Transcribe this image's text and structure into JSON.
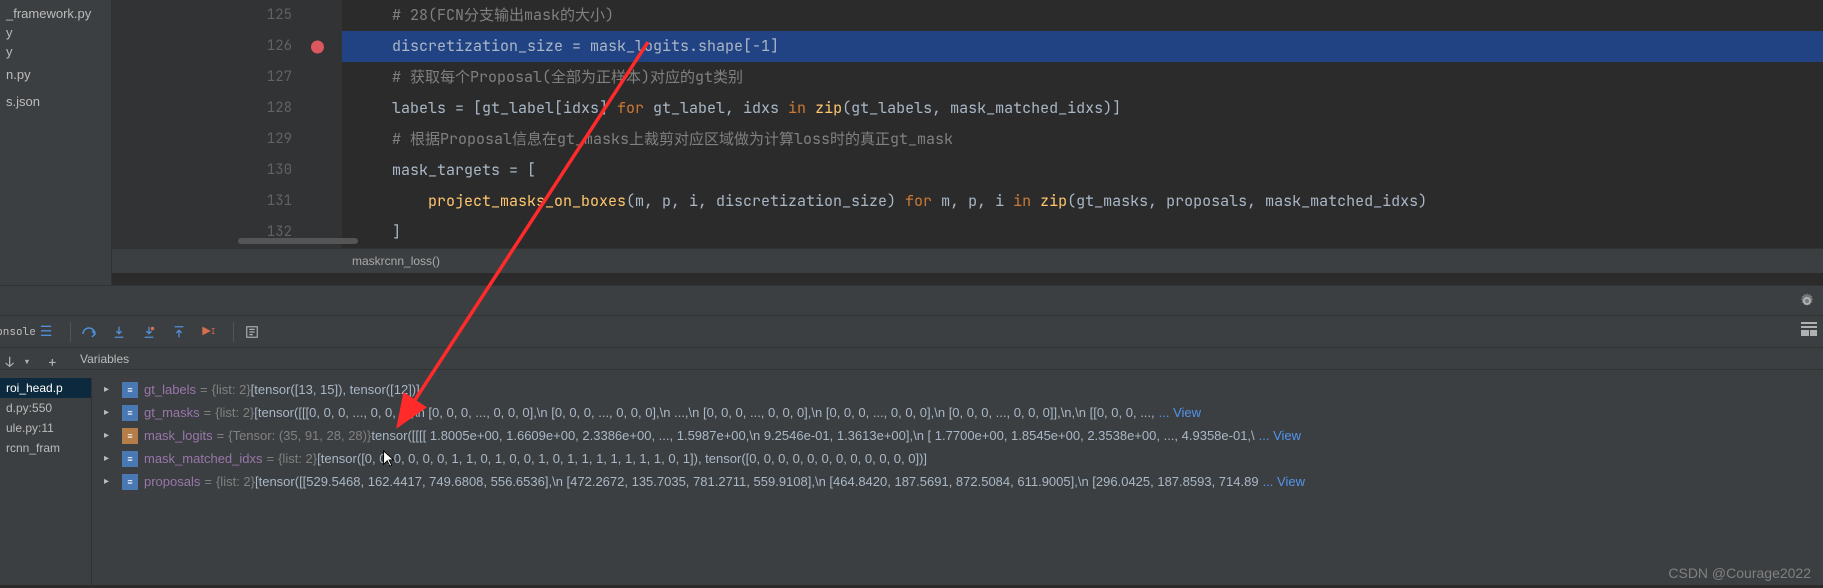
{
  "file_tree": {
    "items": [
      "_framework.py",
      "y",
      "y",
      "",
      "n.py",
      "",
      "",
      "s.json",
      ""
    ]
  },
  "editor": {
    "breadcrumb": "maskrcnn_loss()",
    "lines": [
      {
        "num": "125",
        "bp": false,
        "hl": false,
        "segs": [
          {
            "cls": "cmt",
            "t": "# 28(FCN分支输出mask的大小)"
          }
        ]
      },
      {
        "num": "126",
        "bp": true,
        "hl": true,
        "segs": [
          {
            "cls": "param",
            "t": "discretization_size = mask_logits.shape[-1]"
          }
        ]
      },
      {
        "num": "127",
        "bp": false,
        "hl": false,
        "segs": [
          {
            "cls": "cmt",
            "t": "# 获取每个Proposal(全部为正样本)对应的gt类别"
          }
        ]
      },
      {
        "num": "128",
        "bp": false,
        "hl": false,
        "segs": [
          {
            "cls": "param",
            "t": "labels = [gt_label[idxs] "
          },
          {
            "cls": "kw",
            "t": "for"
          },
          {
            "cls": "param",
            "t": " gt_label, idxs "
          },
          {
            "cls": "kw",
            "t": "in"
          },
          {
            "cls": "param",
            "t": " "
          },
          {
            "cls": "fn",
            "t": "zip"
          },
          {
            "cls": "param",
            "t": "(gt_labels, mask_matched_idxs)]"
          }
        ]
      },
      {
        "num": "129",
        "bp": false,
        "hl": false,
        "segs": [
          {
            "cls": "cmt",
            "t": "# 根据Proposal信息在gt_masks上裁剪对应区域做为计算loss时的真正gt_mask"
          }
        ]
      },
      {
        "num": "130",
        "bp": false,
        "hl": false,
        "segs": [
          {
            "cls": "param",
            "t": "mask_targets = ["
          }
        ]
      },
      {
        "num": "131",
        "bp": false,
        "hl": false,
        "segs": [
          {
            "cls": "param",
            "t": "    "
          },
          {
            "cls": "fn",
            "t": "project_masks_on_boxes"
          },
          {
            "cls": "param",
            "t": "(m, p, i, discretization_size) "
          },
          {
            "cls": "kw",
            "t": "for"
          },
          {
            "cls": "param",
            "t": " m, p, i "
          },
          {
            "cls": "kw",
            "t": "in"
          },
          {
            "cls": "param",
            "t": " "
          },
          {
            "cls": "fn",
            "t": "zip"
          },
          {
            "cls": "param",
            "t": "(gt_masks, proposals, mask_matched_idxs)"
          }
        ]
      },
      {
        "num": "132",
        "bp": false,
        "hl": false,
        "segs": [
          {
            "cls": "param",
            "t": "]"
          }
        ]
      }
    ]
  },
  "debug": {
    "console_tab": "onsole",
    "variables_label": "Variables",
    "vars": [
      {
        "icon": "list",
        "name": "gt_labels",
        "type": "{list: 2}",
        "val": "[tensor([13, 15]), tensor([12])]"
      },
      {
        "icon": "list",
        "name": "gt_masks",
        "type": "{list: 2}",
        "val": "[tensor([[[0, 0, 0,  ..., 0, 0, 0],\\n        [0, 0, 0,  ..., 0, 0, 0],\\n        [0, 0, 0,  ..., 0, 0, 0],\\n        ...,\\n        [0, 0, 0,  ..., 0, 0, 0],\\n        [0, 0, 0,  ..., 0, 0, 0],\\n        [0, 0, 0,  ..., 0, 0, 0]],\\n,\\n       [[0, 0, 0,  ...,",
        "view": "View"
      },
      {
        "icon": "tensor",
        "name": "mask_logits",
        "type": "{Tensor: (35, 91, 28, 28)}",
        "val": "tensor([[[[ 1.8005e+00,  1.6609e+00,  2.3386e+00,  ...,  1.5987e+00,\\n           9.2546e-01,  1.3613e+00],\\n          [ 1.7700e+00,  1.8545e+00,  2.3538e+00,  ...,  4.9358e-01,\\",
        "view": "View"
      },
      {
        "icon": "list",
        "name": "mask_matched_idxs",
        "type": "{list: 2}",
        "val": "[tensor([0, 0, 0, 0, 0, 0, 1, 1, 0, 1, 0, 0, 1, 0, 1, 1, 1, 1, 1, 1, 1, 0, 1]), tensor([0, 0, 0, 0, 0, 0, 0, 0, 0, 0, 0, 0])]"
      },
      {
        "icon": "list",
        "name": "proposals",
        "type": "{list: 2}",
        "val": "[tensor([[529.5468, 162.4417, 749.6808, 556.6536],\\n        [472.2672, 135.7035, 781.2711, 559.9108],\\n        [464.8420, 187.5691, 872.5084, 611.9005],\\n        [296.0425, 187.8593, 714.89",
        "view": "View"
      }
    ]
  },
  "frames": {
    "items": [
      "roi_head.p",
      "d.py:550",
      "ule.py:11",
      "rcnn_fram"
    ]
  },
  "watermark": "CSDN @Courage2022"
}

^^^^^^^^^^^^^^^^

• [Exercise description]: From start to finish, output the listing exactly, but omit its pictures.

• [Exercise output]:
Transcribe this image's text and structure into JSON.
{
  "file_tree": {
    "items": [
      "_framework.py",
      "y",
      "y",
      "",
      "n.py",
      "",
      "",
      "s.json",
      ""
    ]
  },
  "editor": {
    "breadcrumb": "maskrcnn_loss()",
    "lines": [
      {
        "num": "125",
        "bp": false,
        "hl": false,
        "segs": [
          {
            "cls": "cmt",
            "t": "# 28(FCN分支输出mask的大小)"
          }
        ]
      },
      {
        "num": "126",
        "bp": true,
        "hl": true,
        "segs": [
          {
            "cls": "param",
            "t": "discretization_size = mask_logits.shape[-1]"
          }
        ]
      },
      {
        "num": "127",
        "bp": false,
        "hl": false,
        "segs": [
          {
            "cls": "cmt",
            "t": "# 获取每个Proposal(全部为正样本)对应的gt类别"
          }
        ]
      },
      {
        "num": "128",
        "bp": false,
        "hl": false,
        "segs": [
          {
            "cls": "param",
            "t": "labels = [gt_label[idxs] "
          },
          {
            "cls": "kw",
            "t": "for"
          },
          {
            "cls": "param",
            "t": " gt_label, idxs "
          },
          {
            "cls": "kw",
            "t": "in"
          },
          {
            "cls": "param",
            "t": " "
          },
          {
            "cls": "fn",
            "t": "zip"
          },
          {
            "cls": "param",
            "t": "(gt_labels, mask_matched_idxs)]"
          }
        ]
      },
      {
        "num": "129",
        "bp": false,
        "hl": false,
        "segs": [
          {
            "cls": "cmt",
            "t": "# 根据Proposal信息在gt_masks上裁剪对应区域做为计算loss时的真正gt_mask"
          }
        ]
      },
      {
        "num": "130",
        "bp": false,
        "hl": false,
        "segs": [
          {
            "cls": "param",
            "t": "mask_targets = ["
          }
        ]
      },
      {
        "num": "131",
        "bp": false,
        "hl": false,
        "segs": [
          {
            "cls": "param",
            "t": "    "
          },
          {
            "cls": "fn",
            "t": "project_masks_on_boxes"
          },
          {
            "cls": "param",
            "t": "(m, p, i, discretization_size) "
          },
          {
            "cls": "kw",
            "t": "for"
          },
          {
            "cls": "param",
            "t": " m, p, i "
          },
          {
            "cls": "kw",
            "t": "in"
          },
          {
            "cls": "param",
            "t": " "
          },
          {
            "cls": "fn",
            "t": "zip"
          },
          {
            "cls": "param",
            "t": "(gt_masks, proposals, mask_matched_idxs)"
          }
        ]
      },
      {
        "num": "132",
        "bp": false,
        "hl": false,
        "segs": [
          {
            "cls": "param",
            "t": "]"
          }
        ]
      }
    ]
  },
  "debug": {
    "console_tab": "onsole",
    "variables_label": "Variables",
    "vars": [
      {
        "icon": "list",
        "name": "gt_labels",
        "type": "{list: 2}",
        "val": "[tensor([13, 15]), tensor([12])]"
      },
      {
        "icon": "list",
        "name": "gt_masks",
        "type": "{list: 2}",
        "val": "[tensor([[[0, 0, 0,  ..., 0, 0, 0],\\n        [0, 0, 0,  ..., 0, 0, 0],\\n        [0, 0, 0,  ..., 0, 0, 0],\\n        ...,\\n        [0, 0, 0,  ..., 0, 0, 0],\\n        [0, 0, 0,  ..., 0, 0, 0],\\n        [0, 0, 0,  ..., 0, 0, 0]],\\n,\\n       [[0, 0, 0,  ...,",
        "view": "View"
      },
      {
        "icon": "tensor",
        "name": "mask_logits",
        "type": "{Tensor: (35, 91, 28, 28)}",
        "val": "tensor([[[[ 1.8005e+00,  1.6609e+00,  2.3386e+00,  ...,  1.5987e+00,\\n           9.2546e-01,  1.3613e+00],\\n          [ 1.7700e+00,  1.8545e+00,  2.3538e+00,  ...,  4.9358e-01,\\",
        "view": "View"
      },
      {
        "icon": "list",
        "name": "mask_matched_idxs",
        "type": "{list: 2}",
        "val": "[tensor([0, 0, 0, 0, 0, 0, 1, 1, 0, 1, 0, 0, 1, 0, 1, 1, 1, 1, 1, 1, 1, 0, 1]), tensor([0, 0, 0, 0, 0, 0, 0, 0, 0, 0, 0, 0])]"
      },
      {
        "icon": "list",
        "name": "proposals",
        "type": "{list: 2}",
        "val": "[tensor([[529.5468, 162.4417, 749.6808, 556.6536],\\n        [472.2672, 135.7035, 781.2711, 559.9108],\\n        [464.8420, 187.5691, 872.5084, 611.9005],\\n        [296.0425, 187.8593, 714.89",
        "view": "View"
      }
    ]
  },
  "frames": {
    "items": [
      "roi_head.p",
      "d.py:550",
      "ule.py:11",
      "rcnn_fram"
    ]
  },
  "watermark": "CSDN @Courage2022"
}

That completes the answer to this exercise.